## What you have to do
Without the pictures, reproduce the records that follow exactly.

(Beginning of Records for this task)

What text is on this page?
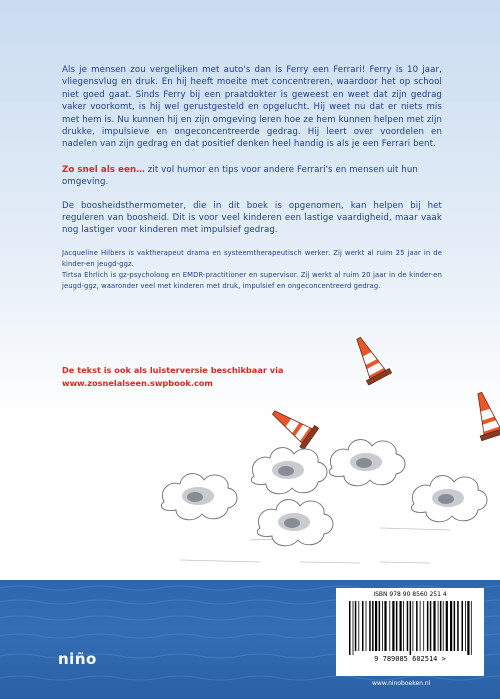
Als je mensen zou vergelijken met auto's dan is Ferry een Ferrari! Ferry is 10 jaar, vliegensvlug en druk. En hij heeft moeite met concentreren, waardoor het op school niet goed gaat. Sinds Ferry bij een praatdokter is geweest en weet dat zijn gedrag vaker voorkomt, is hij wel gerustgesteld en opgelucht. Hij weet nu dat er niets mis met hem is. Nu kunnen hij en zijn omgeving leren hoe ze hem kunnen helpen met zijn drukke, impulsieve en ongeconcentreerde gedrag. Hij leert over voordelen en nadelen van zijn gedrag en dat positief denken heel handig is als je een Ferrari bent.

Zo snel als een… zit vol humor en tips voor andere Ferrari's en mensen uit hun omgeving.

De boosheidsthermometer, die in dit boek is opgenomen, kan helpen bij het reguleren van boosheid. Dit is voor veel kinderen een lastige vaardigheid, maar vaak nog lastiger voor kinderen met impulsief gedrag.

Jacqueline Hilbers is vaktherapeut drama en systeemtherapeutisch werker. Zij werkt al ruim 25 jaar in de kinder-en jeugd-ggz.
Tirtsa Ehrlich is gz-psycholoog en EMDR-practitioner en supervisor. Zij werkt al ruim 20 jaar in de kinder-en jeugd-ggz, waaronder veel met kinderen met druk, impulsief en ongeconcentreerd gedrag.
De tekst is ook als luisterversie beschikbaar via
www.zosnelalseen.swpbook.com
niño
ISBN 978 90 8560 251 4
9 789085 602514 >
www.ninoboeken.nl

(End of Records for this task)

## Solved problem
What text is on this page?
Als je mensen zou vergelijken met auto's dan is Ferry een Ferrari! Ferry is 10 jaar, vliegensvlug en druk. En hij heeft moeite met concentreren, waardoor het op school niet goed gaat. Sinds Ferry bij een praatdokter is geweest en weet dat zijn gedrag vaker voorkomt, is hij wel gerustgesteld en opgelucht. Hij weet nu dat er niets mis met hem is. Nu kunnen hij en zijn omgeving leren hoe ze hem kunnen helpen met zijn drukke, impulsieve en ongeconcentreerde gedrag. Hij leert over voordelen en nadelen van zijn gedrag en dat positief denken heel handig is als je een Ferrari bent.

Zo snel als een… zit vol humor en tips voor andere Ferrari's en mensen uit hun omgeving.

De boosheidsthermometer, die in dit boek is opgenomen, kan helpen bij het reguleren van boosheid. Dit is voor veel kinderen een lastige vaardigheid, maar vaak nog lastiger voor kinderen met impulsief gedrag.

Jacqueline Hilbers is vaktherapeut drama en systeemtherapeutisch werker. Zij werkt al ruim 25 jaar in de kinder-en jeugd-ggz.
Tirtsa Ehrlich is gz-psycholoog en EMDR-practitioner en supervisor. Zij werkt al ruim 20 jaar in de kinder-en jeugd-ggz, waaronder veel met kinderen met druk, impulsief en ongeconcentreerd gedrag.
De tekst is ook als luisterversie beschikbaar via
www.zosnelalseen.swpbook.com
niño
ISBN 978 90 8560 251 4
9 789085 602514 >
www.ninoboeken.nl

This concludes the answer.